Problem to solve:
Could you write out the records below exactly as they appear?

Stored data
──────────────────────────────

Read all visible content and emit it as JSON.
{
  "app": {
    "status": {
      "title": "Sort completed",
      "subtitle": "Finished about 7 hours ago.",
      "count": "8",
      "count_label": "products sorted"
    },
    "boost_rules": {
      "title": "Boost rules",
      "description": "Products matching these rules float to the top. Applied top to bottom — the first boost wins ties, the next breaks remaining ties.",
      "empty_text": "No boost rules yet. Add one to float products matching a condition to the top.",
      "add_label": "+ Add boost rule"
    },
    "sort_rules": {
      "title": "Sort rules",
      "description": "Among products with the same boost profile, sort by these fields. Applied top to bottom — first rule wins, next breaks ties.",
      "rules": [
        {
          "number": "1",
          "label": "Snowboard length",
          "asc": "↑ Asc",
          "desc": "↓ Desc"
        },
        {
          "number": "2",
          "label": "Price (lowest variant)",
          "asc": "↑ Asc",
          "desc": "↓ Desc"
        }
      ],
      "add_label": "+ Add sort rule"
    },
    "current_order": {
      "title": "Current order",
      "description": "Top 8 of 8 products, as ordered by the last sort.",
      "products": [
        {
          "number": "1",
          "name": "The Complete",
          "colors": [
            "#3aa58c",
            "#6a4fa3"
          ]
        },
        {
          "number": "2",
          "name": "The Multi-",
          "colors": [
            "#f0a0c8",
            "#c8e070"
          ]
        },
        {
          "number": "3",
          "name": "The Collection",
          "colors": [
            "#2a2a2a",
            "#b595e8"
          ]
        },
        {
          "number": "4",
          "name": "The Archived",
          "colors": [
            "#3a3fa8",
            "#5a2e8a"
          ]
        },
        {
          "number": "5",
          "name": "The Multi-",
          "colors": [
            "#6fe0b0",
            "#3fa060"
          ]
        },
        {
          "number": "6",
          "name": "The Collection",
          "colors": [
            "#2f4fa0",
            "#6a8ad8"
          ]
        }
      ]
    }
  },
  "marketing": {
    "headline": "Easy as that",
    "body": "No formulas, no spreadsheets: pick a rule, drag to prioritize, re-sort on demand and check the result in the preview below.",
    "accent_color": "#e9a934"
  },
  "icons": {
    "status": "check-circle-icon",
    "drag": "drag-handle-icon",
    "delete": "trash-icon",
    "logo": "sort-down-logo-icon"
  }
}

──────────────────────────────

Result of this task:
Read all visible content and emit it as JSON.
{
  "app": {
    "status": {
      "title": "Sort completed",
      "subtitle": "Finished about 7 hours ago.",
      "count": "8",
      "count_label": "products sorted"
    },
    "boost_rules": {
      "title": "Boost rules",
      "description": "Products matching these rules float to the top. Applied top to bottom — the first boost wins ties, the next breaks remaining ties.",
      "empty_text": "No boost rules yet. Add one to float products matching a condition to the top.",
      "add_label": "+ Add boost rule"
    },
    "sort_rules": {
      "title": "Sort rules",
      "description": "Among products with the same boost profile, sort by these fields. Applied top to bottom — first rule wins, next breaks ties.",
      "rules": [
        {
          "number": "1",
          "label": "Snowboard length",
          "asc": "↑ Asc",
          "desc": "↓ Desc"
        },
        {
          "number": "2",
          "label": "Price (lowest variant)",
          "asc": "↑ Asc",
          "desc": "↓ Desc"
        }
      ],
      "add_label": "+ Add sort rule"
    },
    "current_order": {
      "title": "Current order",
      "description": "Top 8 of 8 products, as ordered by the last sort.",
      "products": [
        {
          "number": "1",
          "name": "The Complete",
          "colors": [
            "#3aa58c",
            "#6a4fa3"
          ]
        },
        {
          "number": "2",
          "name": "The Multi-",
          "colors": [
            "#f0a0c8",
            "#c8e070"
          ]
        },
        {
          "number": "3",
          "name": "The Collection",
          "colors": [
            "#2a2a2a",
            "#b595e8"
          ]
        },
        {
          "number": "4",
          "name": "The Archived",
          "colors": [
            "#3a3fa8",
            "#5a2e8a"
          ]
        },
        {
          "number": "5",
          "name": "The Multi-",
          "colors": [
            "#6fe0b0",
            "#3fa060"
          ]
        },
        {
          "number": "6",
          "name": "The Collection",
          "colors": [
            "#2f4fa0",
            "#6a8ad8"
          ]
        }
      ]
    }
  },
  "marketing": {
    "headline": "Easy as that",
    "body": "No formulas, no spreadsheets: pick a rule, drag to prioritize, re-sort on demand and check the result in the preview below.",
    "accent_color": "#e9a934"
  },
  "icons": {
    "status": "check-circle-icon",
    "drag": "drag-handle-icon",
    "delete": "trash-icon",
    "logo": "sort-down-logo-icon"
  }
}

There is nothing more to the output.